List each line holding the string "Berlin".

Record set ::
──────────────────────────────

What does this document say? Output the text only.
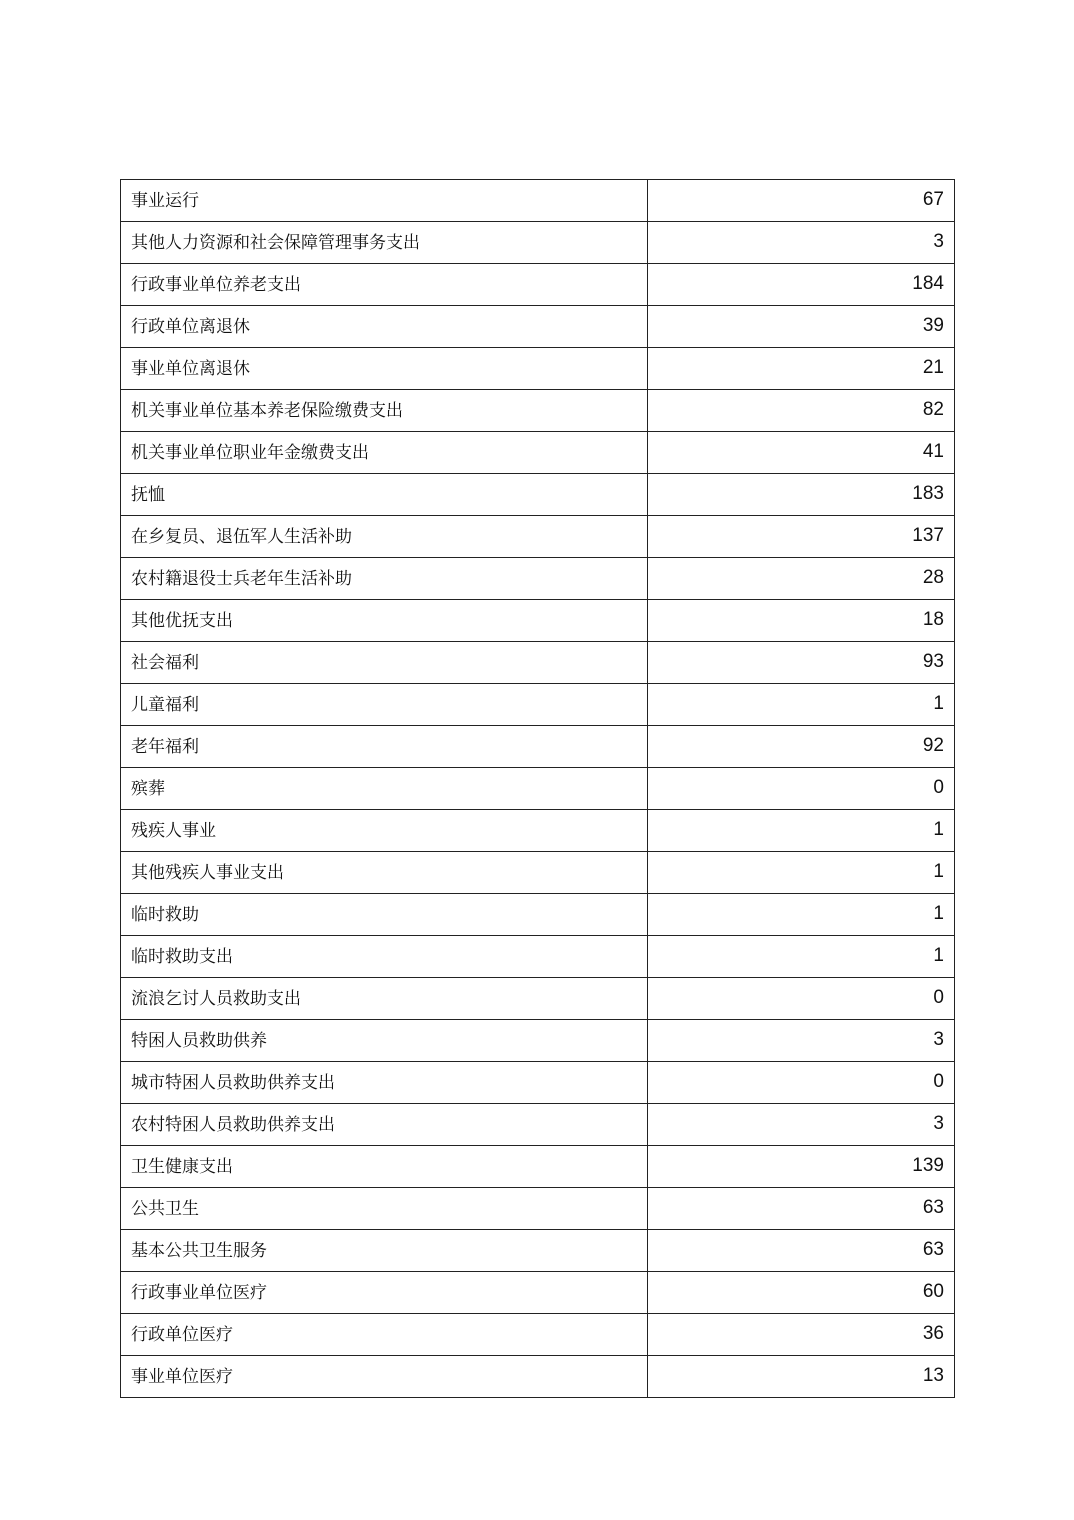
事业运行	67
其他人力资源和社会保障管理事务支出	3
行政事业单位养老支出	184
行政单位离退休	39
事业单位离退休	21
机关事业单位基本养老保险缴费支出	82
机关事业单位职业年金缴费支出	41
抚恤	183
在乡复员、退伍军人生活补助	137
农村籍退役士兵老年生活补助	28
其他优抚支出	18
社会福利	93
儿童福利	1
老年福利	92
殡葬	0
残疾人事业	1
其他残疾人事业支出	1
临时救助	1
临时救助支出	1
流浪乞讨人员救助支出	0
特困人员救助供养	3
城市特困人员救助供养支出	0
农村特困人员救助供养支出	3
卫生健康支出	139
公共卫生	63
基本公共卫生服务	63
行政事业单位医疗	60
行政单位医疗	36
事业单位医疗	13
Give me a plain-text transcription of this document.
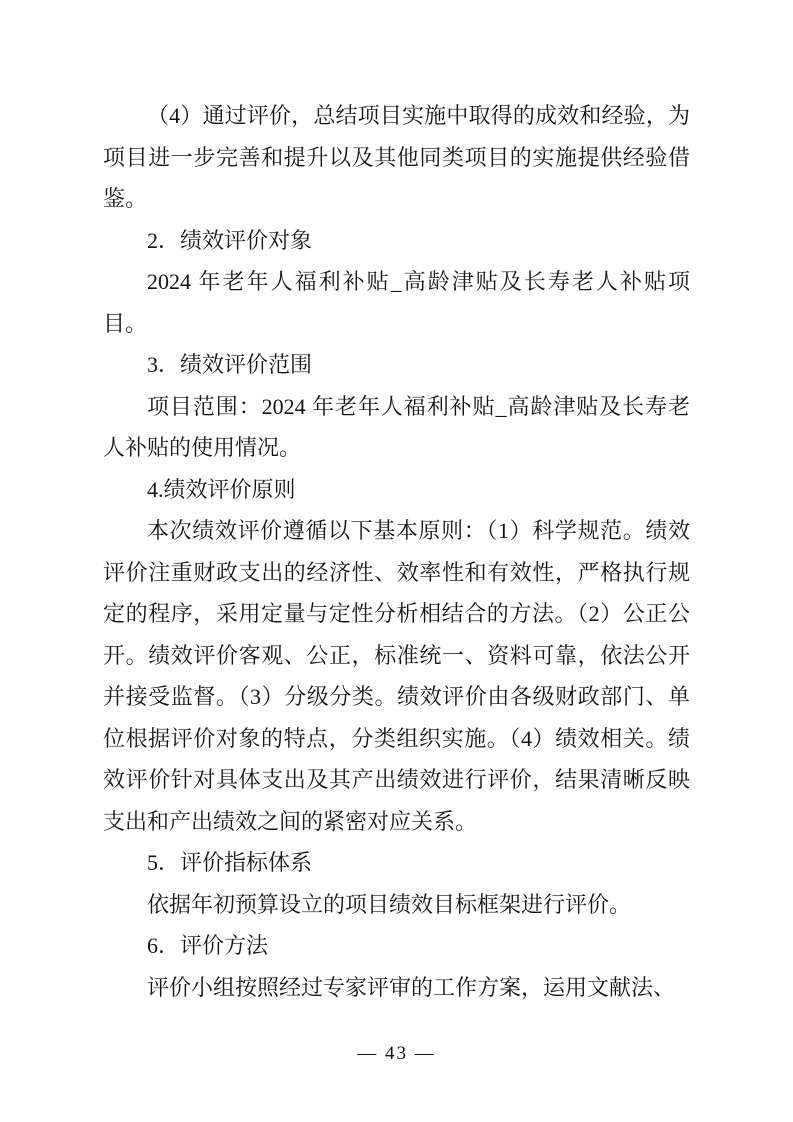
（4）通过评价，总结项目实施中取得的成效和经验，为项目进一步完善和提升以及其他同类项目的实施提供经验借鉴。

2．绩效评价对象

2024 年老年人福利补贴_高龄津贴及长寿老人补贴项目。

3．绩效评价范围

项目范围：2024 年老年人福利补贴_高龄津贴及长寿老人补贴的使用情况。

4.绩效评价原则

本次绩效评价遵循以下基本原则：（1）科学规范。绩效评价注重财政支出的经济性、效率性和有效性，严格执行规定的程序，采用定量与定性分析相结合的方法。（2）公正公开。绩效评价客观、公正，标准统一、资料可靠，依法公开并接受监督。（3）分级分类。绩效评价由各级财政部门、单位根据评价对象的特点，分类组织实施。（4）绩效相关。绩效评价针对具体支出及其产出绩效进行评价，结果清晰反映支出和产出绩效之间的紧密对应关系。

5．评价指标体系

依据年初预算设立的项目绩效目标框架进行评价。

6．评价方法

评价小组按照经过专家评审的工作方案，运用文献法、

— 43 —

──────────────────────────────

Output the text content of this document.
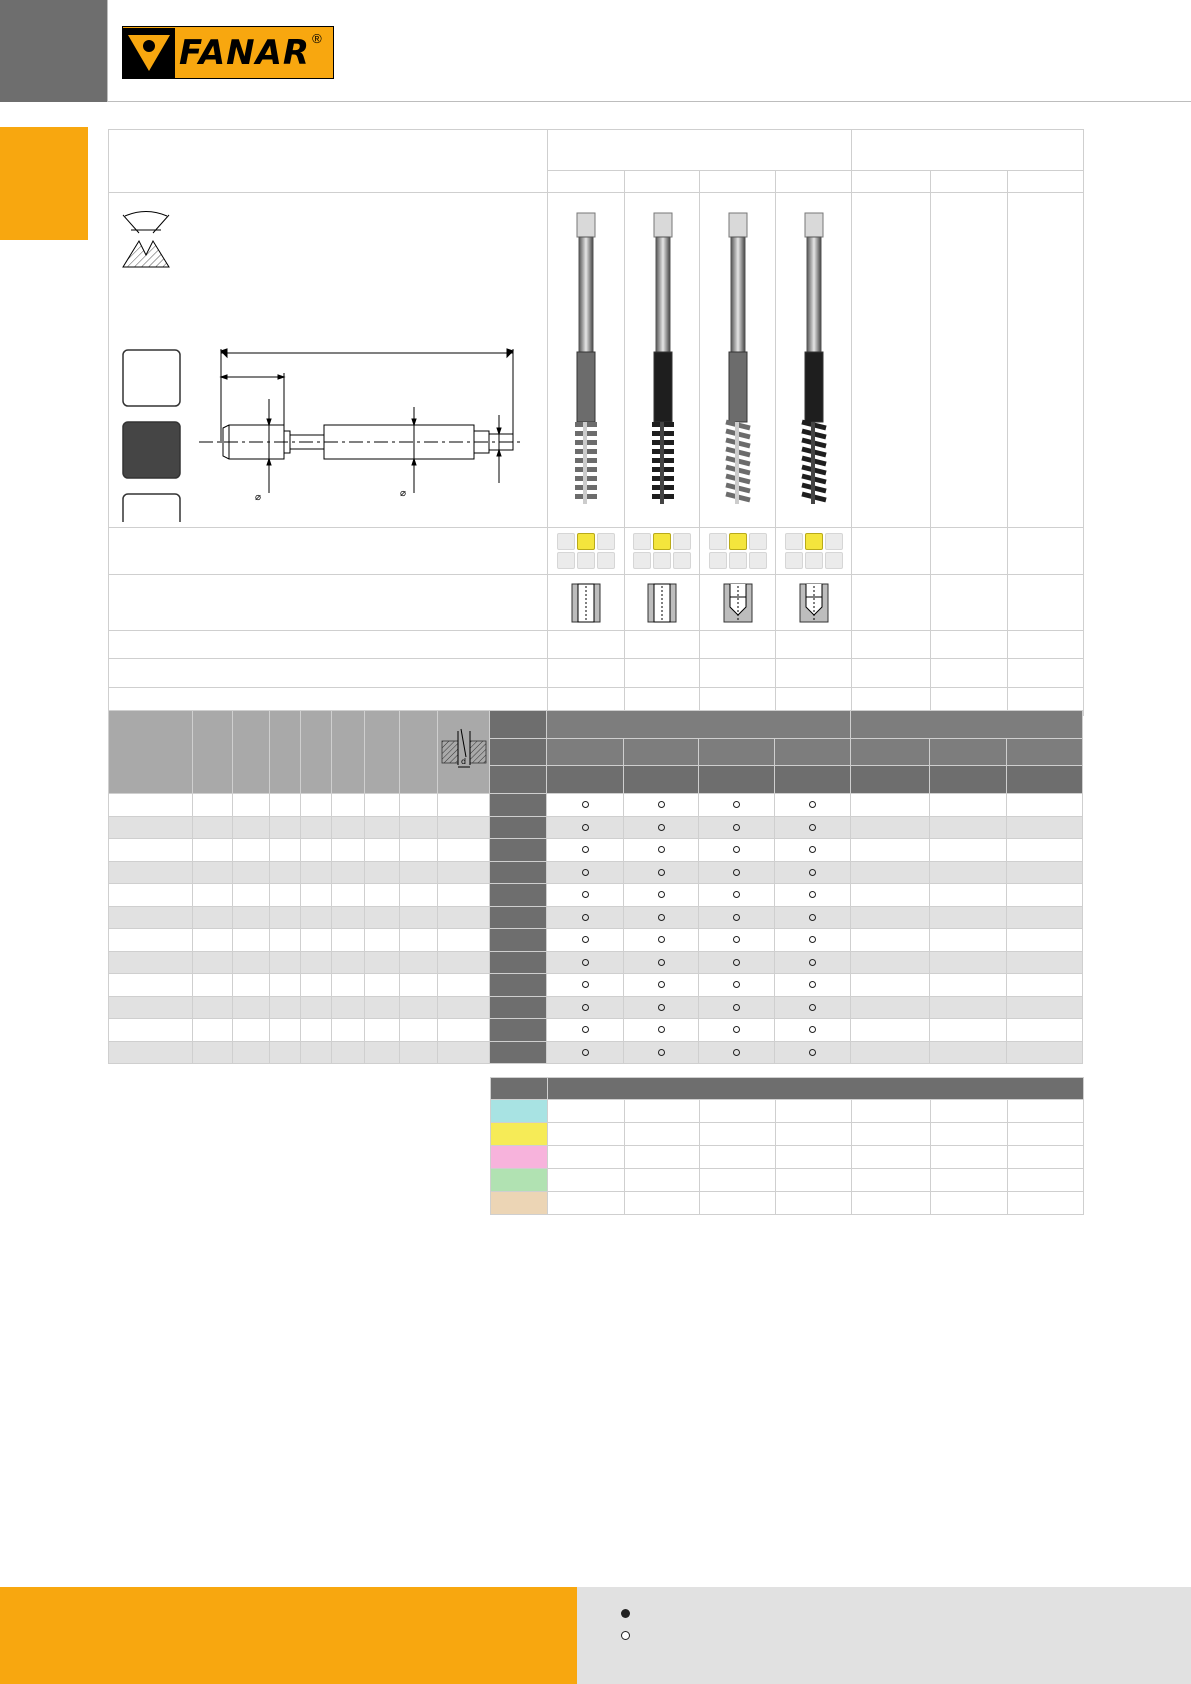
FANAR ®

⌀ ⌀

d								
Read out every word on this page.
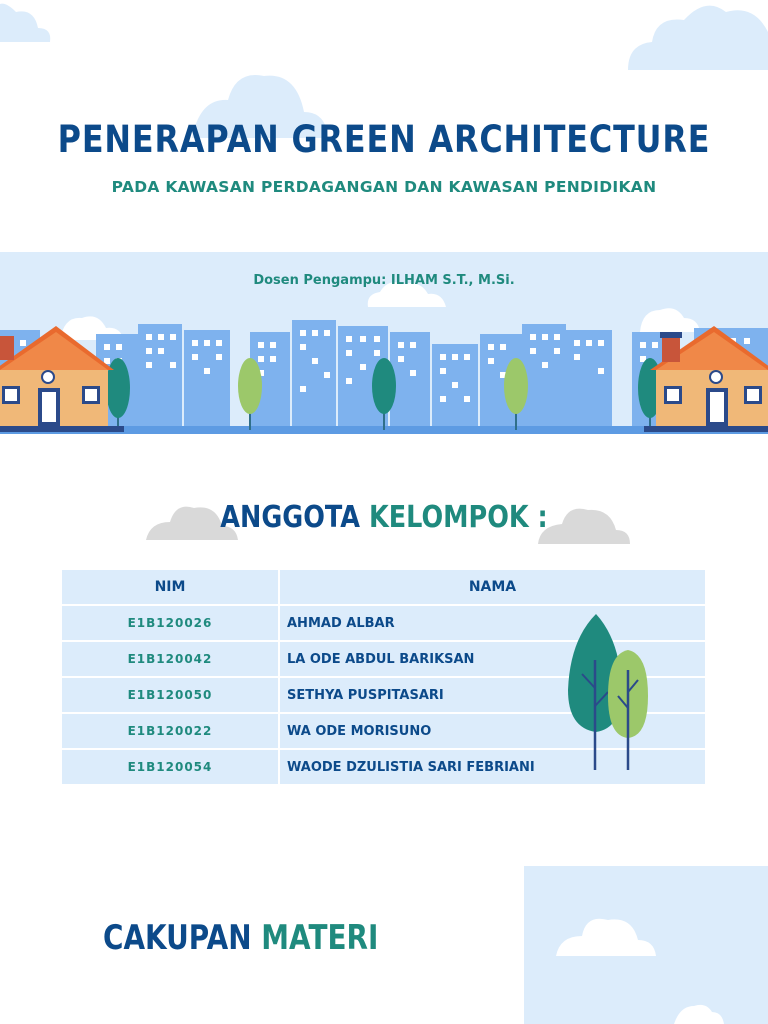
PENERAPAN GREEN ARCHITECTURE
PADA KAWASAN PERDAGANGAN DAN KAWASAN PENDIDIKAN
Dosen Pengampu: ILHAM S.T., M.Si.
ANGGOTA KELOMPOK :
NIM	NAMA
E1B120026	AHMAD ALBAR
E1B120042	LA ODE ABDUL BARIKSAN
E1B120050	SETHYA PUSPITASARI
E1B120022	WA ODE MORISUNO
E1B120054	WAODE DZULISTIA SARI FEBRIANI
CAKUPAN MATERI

──────────────────────────────

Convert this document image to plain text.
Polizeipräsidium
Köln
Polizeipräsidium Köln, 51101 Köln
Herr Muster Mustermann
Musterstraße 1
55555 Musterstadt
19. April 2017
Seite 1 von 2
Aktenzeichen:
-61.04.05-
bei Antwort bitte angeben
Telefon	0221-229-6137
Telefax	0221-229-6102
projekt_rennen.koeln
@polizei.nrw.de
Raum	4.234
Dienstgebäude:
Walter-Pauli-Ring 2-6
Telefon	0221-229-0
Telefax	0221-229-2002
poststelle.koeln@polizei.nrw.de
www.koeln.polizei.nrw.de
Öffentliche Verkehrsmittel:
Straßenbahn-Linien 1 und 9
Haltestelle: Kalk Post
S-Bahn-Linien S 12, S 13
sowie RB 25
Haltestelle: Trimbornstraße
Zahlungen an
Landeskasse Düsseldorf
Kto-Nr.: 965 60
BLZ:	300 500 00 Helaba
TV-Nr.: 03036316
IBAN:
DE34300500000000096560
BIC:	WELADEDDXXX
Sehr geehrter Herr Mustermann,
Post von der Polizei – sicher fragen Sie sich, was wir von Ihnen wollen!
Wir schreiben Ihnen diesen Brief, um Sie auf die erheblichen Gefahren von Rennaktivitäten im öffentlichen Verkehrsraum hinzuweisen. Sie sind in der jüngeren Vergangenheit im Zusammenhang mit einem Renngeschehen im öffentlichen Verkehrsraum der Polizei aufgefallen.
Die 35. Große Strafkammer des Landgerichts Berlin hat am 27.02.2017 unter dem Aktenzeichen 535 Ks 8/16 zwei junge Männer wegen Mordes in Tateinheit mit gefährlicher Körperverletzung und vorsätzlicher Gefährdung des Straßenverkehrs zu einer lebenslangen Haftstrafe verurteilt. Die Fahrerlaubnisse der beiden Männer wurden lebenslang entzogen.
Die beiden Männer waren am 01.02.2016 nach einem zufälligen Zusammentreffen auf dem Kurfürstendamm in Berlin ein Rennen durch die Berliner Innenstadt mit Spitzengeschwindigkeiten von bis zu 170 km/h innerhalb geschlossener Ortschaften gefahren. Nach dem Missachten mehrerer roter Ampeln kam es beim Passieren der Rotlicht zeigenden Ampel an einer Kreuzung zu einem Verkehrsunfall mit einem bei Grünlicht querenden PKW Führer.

──────────────────────────────

Response to this task ::
Die 35. Große Strafkammer des Landgerichts Berlin hat am 27.02.2017 unter dem Aktenzeichen 535 Ks 8/16 zwei junge Männer wegen Mordes in Tateinheit mit gefährlicher Körperverletzung und vorsätzlicher Gefährdung des Straßenverkehrs zu einer lebenslangen Haftstrafe verurteilt. Die Fahrerlaubnisse der beiden Männer wurden lebenslang entzogen.
Die beiden Männer waren am 01.02.2016 nach einem zufälligen Zusammentreffen auf dem Kurfürstendamm in Berlin ein Rennen durch die Berliner Innenstadt mit Spitzengeschwindigkeiten von bis zu 170 km/h innerhalb geschlossener Ortschaften gefahren. Nach dem Missachten mehrerer roter Ampeln kam es beim Passieren der Rotlicht zeigenden Ampel an einer Kreuzung zu einem Verkehrsunfall mit einem bei Grünlicht querenden PKW Führer.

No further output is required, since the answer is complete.